§ What to do: Check every line for the word "Микола" and give the number of lines where it occurs, nothing else.

Extracted records
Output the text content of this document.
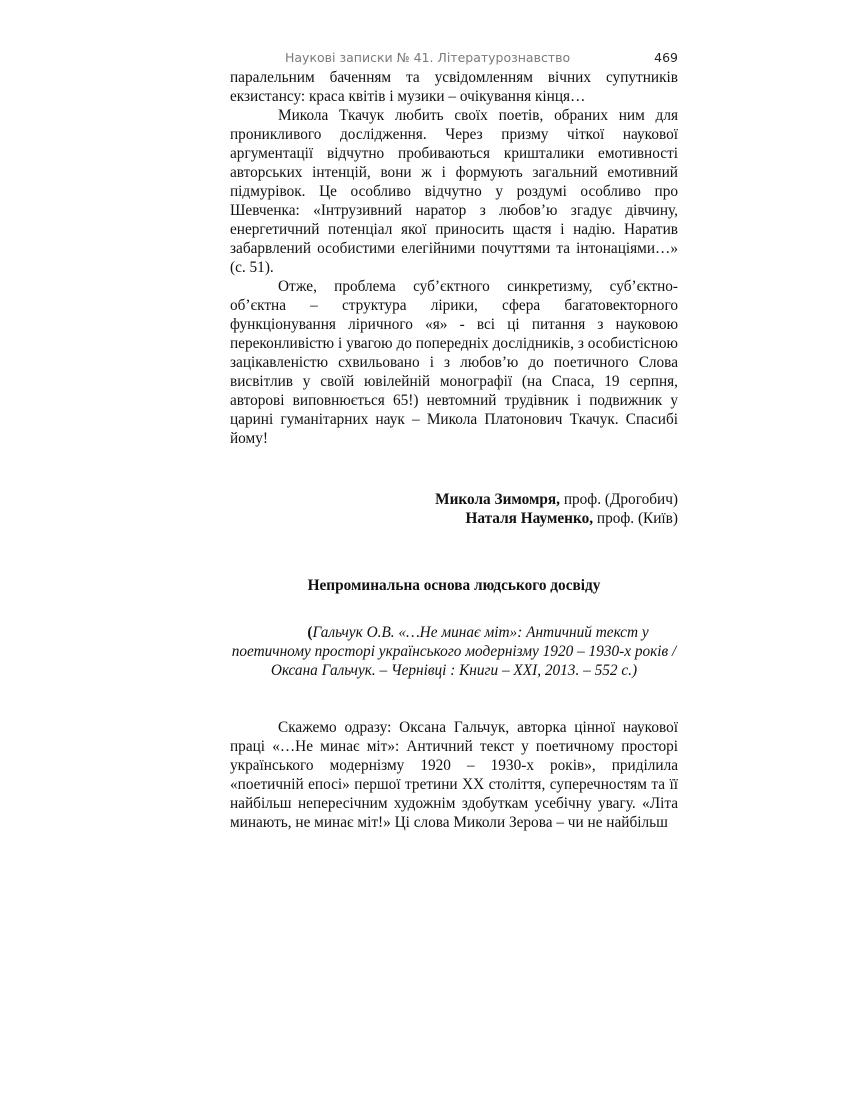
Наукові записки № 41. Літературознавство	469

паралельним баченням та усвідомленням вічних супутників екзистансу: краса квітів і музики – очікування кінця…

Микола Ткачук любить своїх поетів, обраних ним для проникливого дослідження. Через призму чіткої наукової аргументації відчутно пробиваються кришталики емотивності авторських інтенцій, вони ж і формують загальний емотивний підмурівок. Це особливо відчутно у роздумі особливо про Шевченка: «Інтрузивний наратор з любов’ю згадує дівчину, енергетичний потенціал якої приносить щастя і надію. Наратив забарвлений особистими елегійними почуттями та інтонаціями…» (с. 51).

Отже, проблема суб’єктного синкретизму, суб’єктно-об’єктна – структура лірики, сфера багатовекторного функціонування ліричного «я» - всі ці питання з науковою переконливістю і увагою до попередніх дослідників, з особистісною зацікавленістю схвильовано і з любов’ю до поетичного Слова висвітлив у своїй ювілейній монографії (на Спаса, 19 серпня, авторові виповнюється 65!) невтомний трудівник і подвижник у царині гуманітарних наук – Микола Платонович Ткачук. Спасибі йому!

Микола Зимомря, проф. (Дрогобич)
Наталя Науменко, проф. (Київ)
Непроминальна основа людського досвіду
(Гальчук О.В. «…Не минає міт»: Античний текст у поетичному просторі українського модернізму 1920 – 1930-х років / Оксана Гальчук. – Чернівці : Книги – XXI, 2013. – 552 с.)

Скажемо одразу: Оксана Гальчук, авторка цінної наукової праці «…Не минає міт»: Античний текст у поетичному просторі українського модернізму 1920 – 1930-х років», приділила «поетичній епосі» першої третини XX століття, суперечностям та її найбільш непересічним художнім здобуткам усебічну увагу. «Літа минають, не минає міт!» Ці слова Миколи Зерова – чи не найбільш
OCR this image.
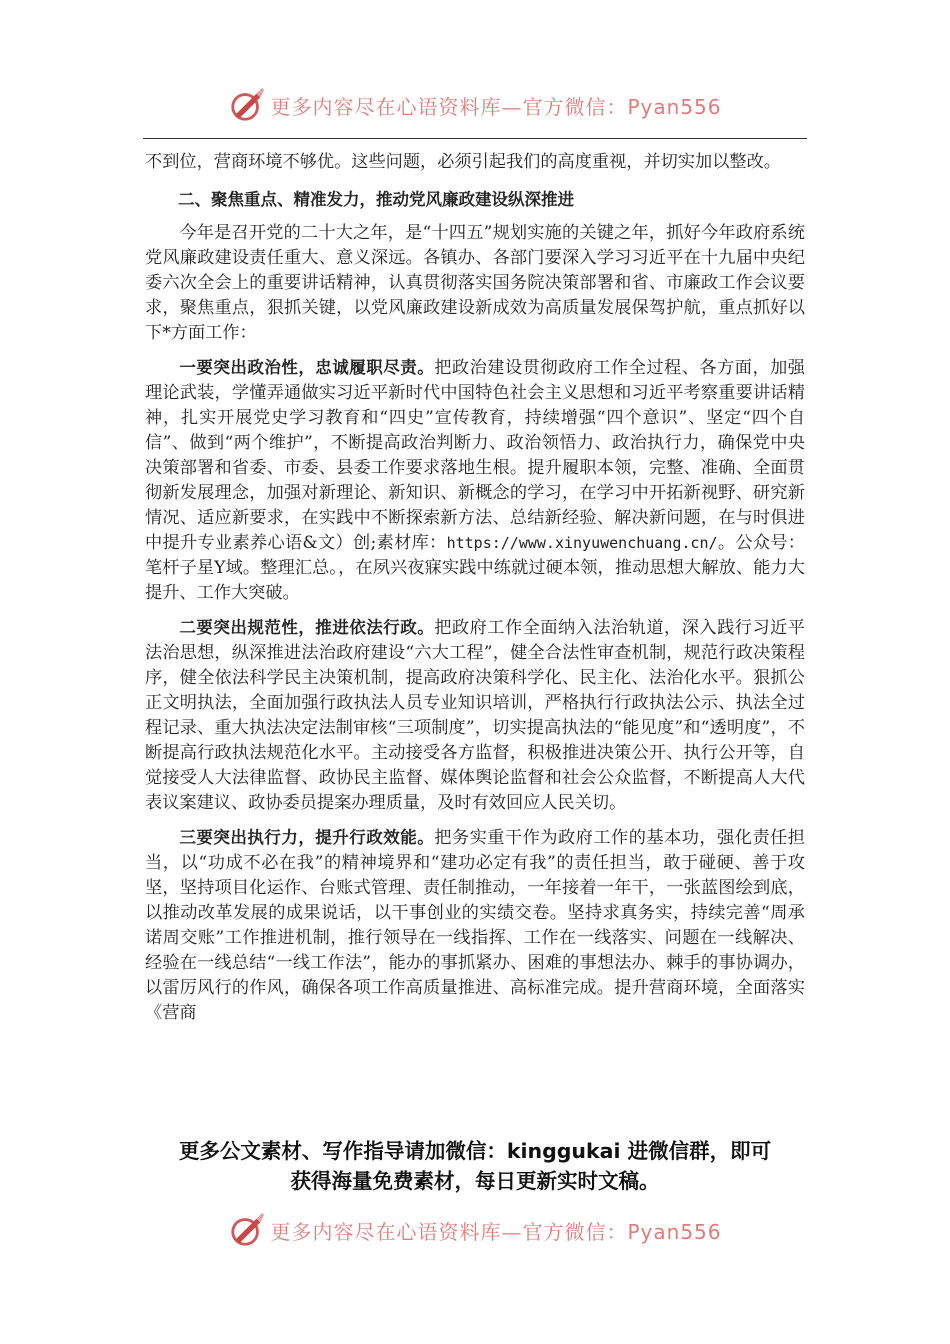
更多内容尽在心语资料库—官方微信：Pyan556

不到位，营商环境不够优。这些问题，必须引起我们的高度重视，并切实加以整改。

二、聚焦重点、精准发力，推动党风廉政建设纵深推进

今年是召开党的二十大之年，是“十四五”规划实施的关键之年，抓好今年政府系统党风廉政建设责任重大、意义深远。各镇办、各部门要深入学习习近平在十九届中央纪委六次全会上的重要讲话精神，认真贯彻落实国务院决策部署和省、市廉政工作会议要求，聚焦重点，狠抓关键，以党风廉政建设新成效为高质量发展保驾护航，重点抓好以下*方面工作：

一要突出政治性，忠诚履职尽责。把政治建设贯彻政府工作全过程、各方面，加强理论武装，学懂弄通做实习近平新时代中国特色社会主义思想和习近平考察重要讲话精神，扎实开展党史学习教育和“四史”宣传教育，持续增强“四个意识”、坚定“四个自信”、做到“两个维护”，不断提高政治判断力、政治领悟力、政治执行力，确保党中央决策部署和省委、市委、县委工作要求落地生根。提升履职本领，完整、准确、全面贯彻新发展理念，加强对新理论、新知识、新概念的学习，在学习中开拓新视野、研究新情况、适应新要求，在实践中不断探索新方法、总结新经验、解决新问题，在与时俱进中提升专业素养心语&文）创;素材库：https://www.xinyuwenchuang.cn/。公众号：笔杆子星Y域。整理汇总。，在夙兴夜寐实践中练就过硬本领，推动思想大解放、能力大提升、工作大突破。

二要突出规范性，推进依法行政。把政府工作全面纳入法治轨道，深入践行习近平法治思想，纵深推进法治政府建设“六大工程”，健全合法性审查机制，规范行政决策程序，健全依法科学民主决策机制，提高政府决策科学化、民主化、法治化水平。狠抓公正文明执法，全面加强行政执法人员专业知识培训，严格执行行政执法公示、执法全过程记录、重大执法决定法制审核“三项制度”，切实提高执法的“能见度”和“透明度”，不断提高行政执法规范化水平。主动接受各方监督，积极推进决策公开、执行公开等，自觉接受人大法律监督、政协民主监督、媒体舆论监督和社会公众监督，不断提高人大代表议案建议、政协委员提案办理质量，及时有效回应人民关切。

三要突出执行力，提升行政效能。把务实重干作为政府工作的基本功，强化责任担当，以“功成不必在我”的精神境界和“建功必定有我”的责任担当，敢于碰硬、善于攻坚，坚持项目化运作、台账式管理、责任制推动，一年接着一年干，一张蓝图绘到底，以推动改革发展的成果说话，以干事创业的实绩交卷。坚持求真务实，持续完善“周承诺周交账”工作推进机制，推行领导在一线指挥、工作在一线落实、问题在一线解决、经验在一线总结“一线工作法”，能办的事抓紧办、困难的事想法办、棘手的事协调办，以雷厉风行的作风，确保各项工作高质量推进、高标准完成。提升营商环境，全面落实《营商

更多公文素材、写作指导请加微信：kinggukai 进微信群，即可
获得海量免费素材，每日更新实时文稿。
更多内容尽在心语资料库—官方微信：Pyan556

...

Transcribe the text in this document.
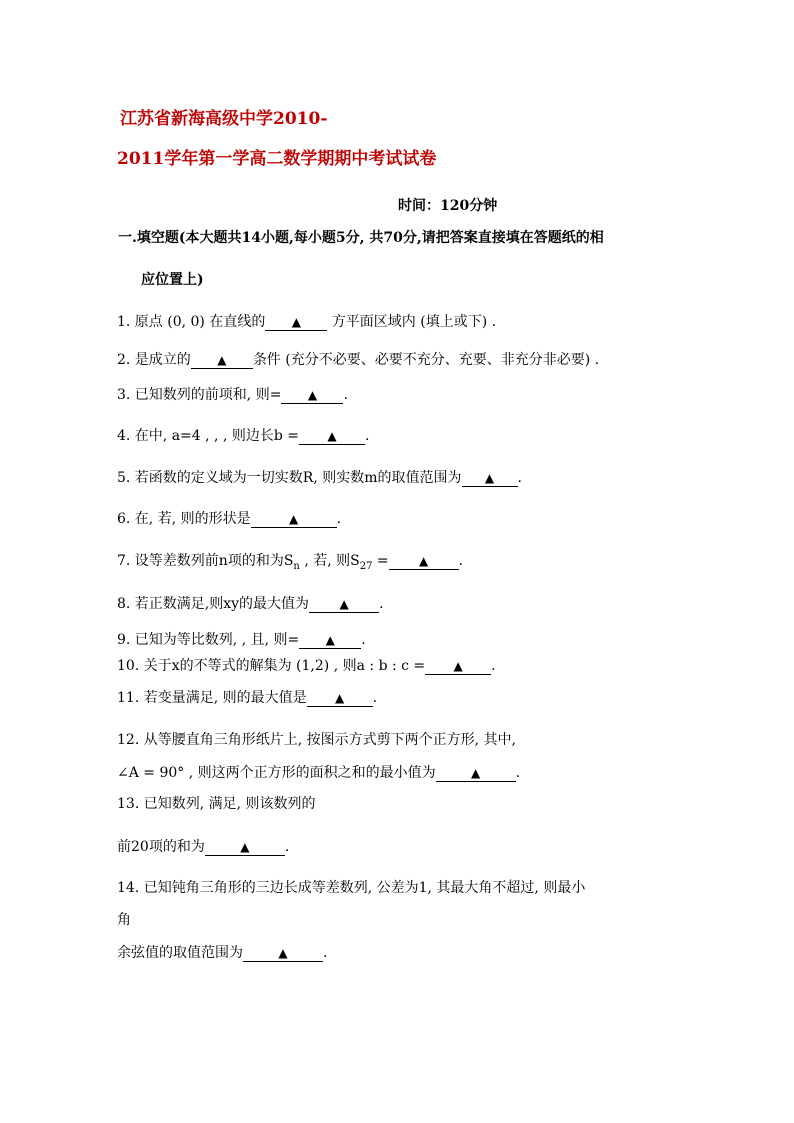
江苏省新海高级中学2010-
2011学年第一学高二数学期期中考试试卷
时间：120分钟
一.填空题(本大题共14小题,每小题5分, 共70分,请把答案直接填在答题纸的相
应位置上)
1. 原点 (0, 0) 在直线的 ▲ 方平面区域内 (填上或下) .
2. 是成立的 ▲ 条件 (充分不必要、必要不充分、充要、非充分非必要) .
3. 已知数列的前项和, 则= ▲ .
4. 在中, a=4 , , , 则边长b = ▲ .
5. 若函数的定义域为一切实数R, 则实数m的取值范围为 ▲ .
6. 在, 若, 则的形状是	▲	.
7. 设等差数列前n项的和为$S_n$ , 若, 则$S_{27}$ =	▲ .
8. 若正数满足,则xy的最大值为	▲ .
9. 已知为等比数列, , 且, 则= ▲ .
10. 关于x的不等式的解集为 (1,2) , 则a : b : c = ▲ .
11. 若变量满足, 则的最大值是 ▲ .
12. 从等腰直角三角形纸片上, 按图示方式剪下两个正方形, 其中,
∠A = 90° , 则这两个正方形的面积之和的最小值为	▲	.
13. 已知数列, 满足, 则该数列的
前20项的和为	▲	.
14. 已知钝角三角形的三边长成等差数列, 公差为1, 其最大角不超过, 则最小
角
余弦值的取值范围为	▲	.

==

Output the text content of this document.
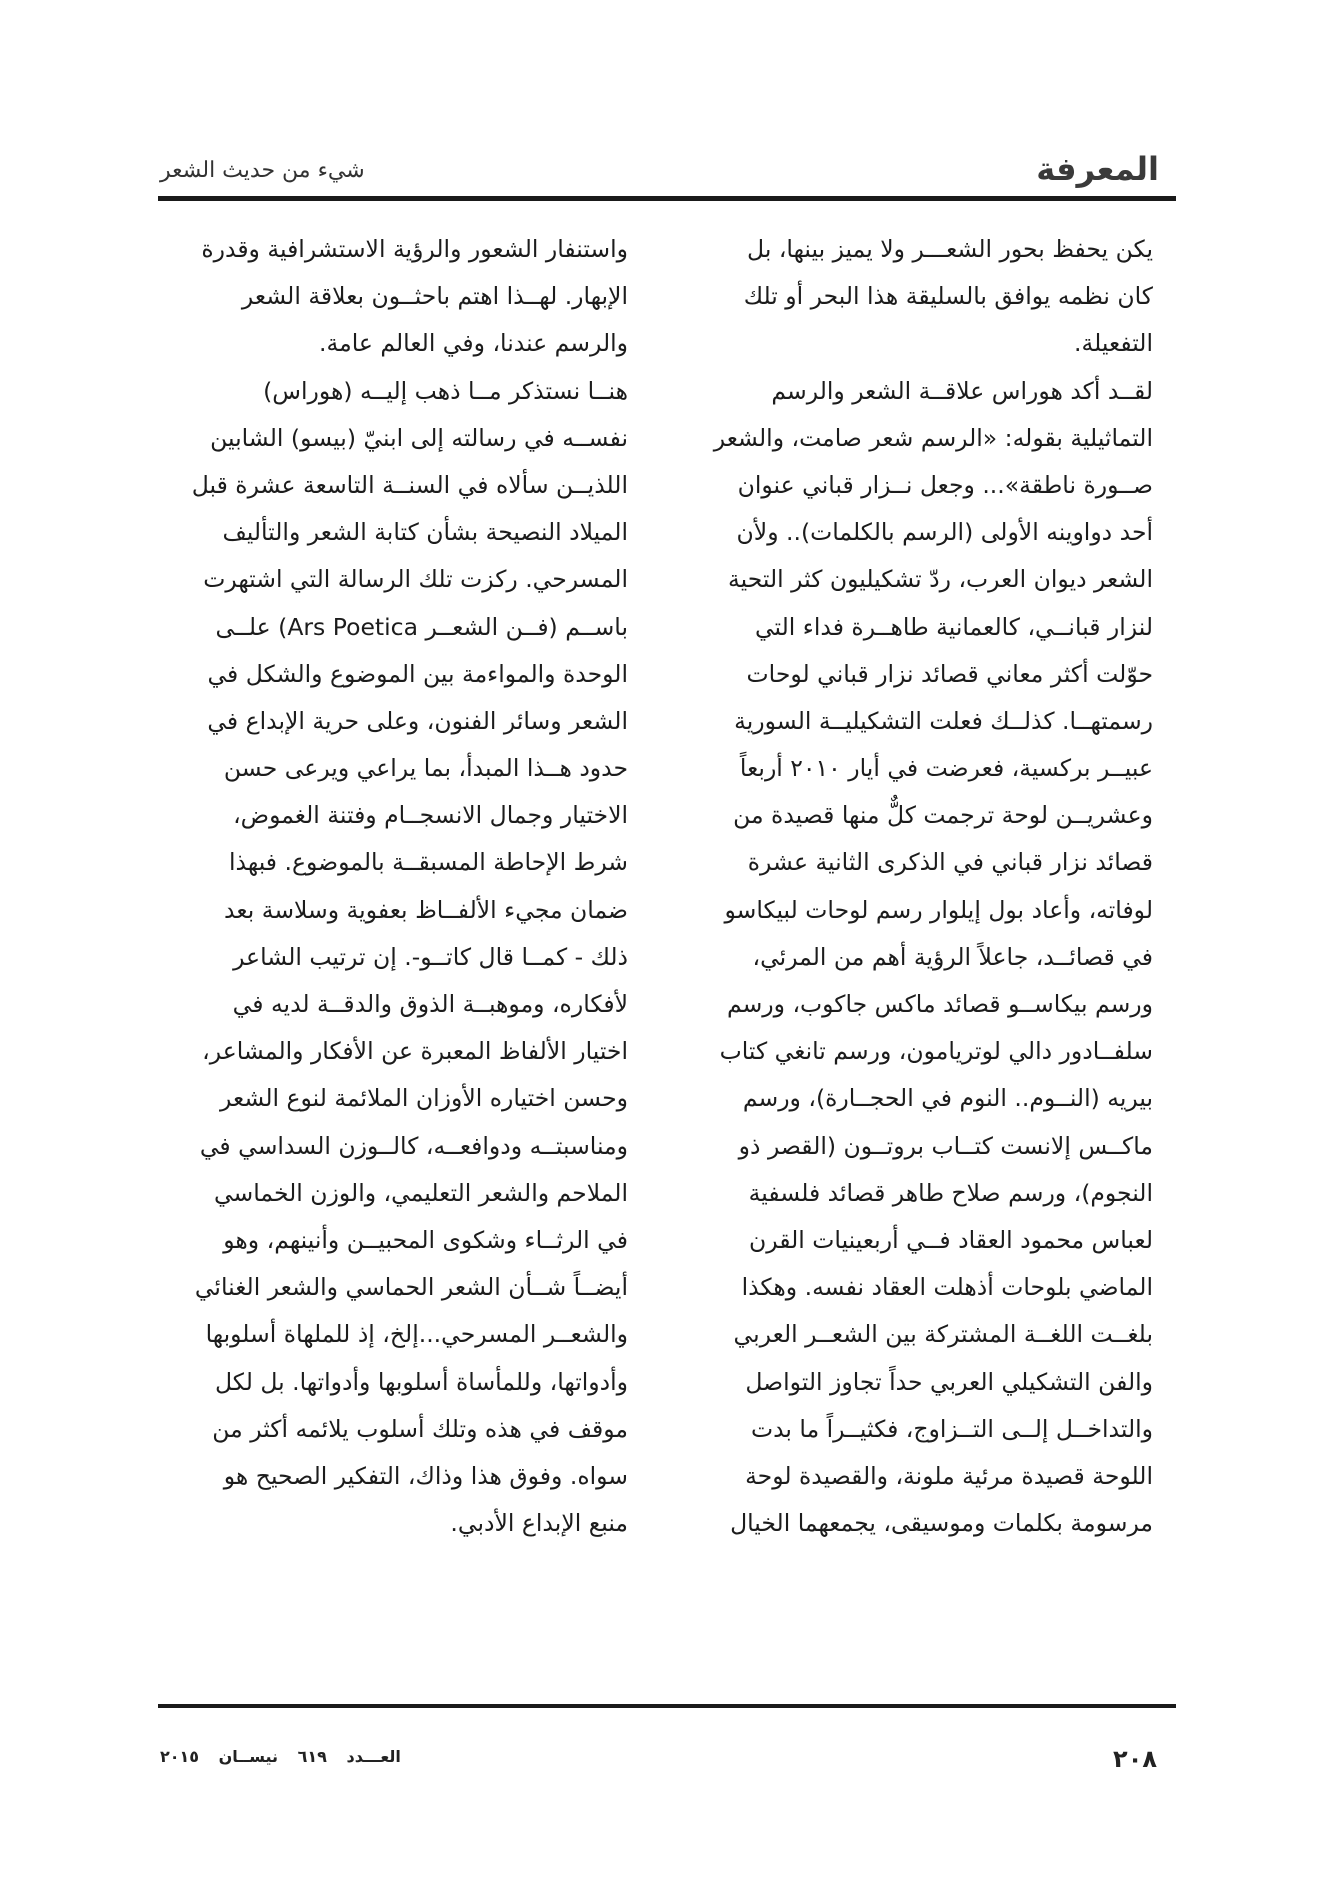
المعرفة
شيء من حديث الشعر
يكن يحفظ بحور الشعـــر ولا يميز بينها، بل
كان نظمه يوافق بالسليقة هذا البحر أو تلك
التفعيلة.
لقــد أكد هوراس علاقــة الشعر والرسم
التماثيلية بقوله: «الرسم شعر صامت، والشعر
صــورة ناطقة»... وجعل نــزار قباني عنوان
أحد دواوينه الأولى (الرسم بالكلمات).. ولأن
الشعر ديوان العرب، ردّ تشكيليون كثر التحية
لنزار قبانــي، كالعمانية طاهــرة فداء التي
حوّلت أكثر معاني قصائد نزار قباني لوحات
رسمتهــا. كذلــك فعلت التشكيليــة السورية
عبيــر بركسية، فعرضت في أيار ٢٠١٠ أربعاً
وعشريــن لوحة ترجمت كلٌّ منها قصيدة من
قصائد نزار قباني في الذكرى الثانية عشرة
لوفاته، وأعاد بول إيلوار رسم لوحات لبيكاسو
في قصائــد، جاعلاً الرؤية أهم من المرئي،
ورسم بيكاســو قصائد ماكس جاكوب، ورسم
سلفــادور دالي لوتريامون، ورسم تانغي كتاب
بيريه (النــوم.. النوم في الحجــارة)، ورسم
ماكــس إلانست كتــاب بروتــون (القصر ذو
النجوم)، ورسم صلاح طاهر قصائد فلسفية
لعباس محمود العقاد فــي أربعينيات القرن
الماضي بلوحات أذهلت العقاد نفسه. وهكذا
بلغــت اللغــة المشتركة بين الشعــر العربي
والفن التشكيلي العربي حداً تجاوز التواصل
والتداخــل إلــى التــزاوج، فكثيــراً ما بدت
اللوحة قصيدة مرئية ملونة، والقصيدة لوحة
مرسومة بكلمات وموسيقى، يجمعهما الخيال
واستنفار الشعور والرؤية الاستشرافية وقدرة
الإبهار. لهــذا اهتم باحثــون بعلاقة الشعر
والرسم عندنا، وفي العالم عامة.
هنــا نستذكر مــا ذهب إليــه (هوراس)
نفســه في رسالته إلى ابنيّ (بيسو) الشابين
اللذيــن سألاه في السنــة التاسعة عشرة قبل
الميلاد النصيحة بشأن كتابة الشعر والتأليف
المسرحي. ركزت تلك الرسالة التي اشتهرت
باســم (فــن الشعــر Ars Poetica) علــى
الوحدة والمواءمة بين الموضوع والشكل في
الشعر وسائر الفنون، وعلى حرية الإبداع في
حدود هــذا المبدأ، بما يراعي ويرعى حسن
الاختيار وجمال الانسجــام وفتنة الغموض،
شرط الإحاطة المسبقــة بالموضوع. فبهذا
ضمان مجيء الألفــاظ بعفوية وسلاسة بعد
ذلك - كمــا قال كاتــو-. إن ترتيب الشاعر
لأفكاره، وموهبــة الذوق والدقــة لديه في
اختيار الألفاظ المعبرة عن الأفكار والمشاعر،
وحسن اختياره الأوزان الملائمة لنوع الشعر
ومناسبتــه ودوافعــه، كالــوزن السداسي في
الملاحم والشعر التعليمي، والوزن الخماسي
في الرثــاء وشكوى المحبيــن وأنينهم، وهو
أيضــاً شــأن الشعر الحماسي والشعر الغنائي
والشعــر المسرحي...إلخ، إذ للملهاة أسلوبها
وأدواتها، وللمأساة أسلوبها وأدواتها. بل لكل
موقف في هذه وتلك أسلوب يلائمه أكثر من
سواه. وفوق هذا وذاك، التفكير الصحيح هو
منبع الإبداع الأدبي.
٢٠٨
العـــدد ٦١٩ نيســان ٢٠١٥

§ Task response: 3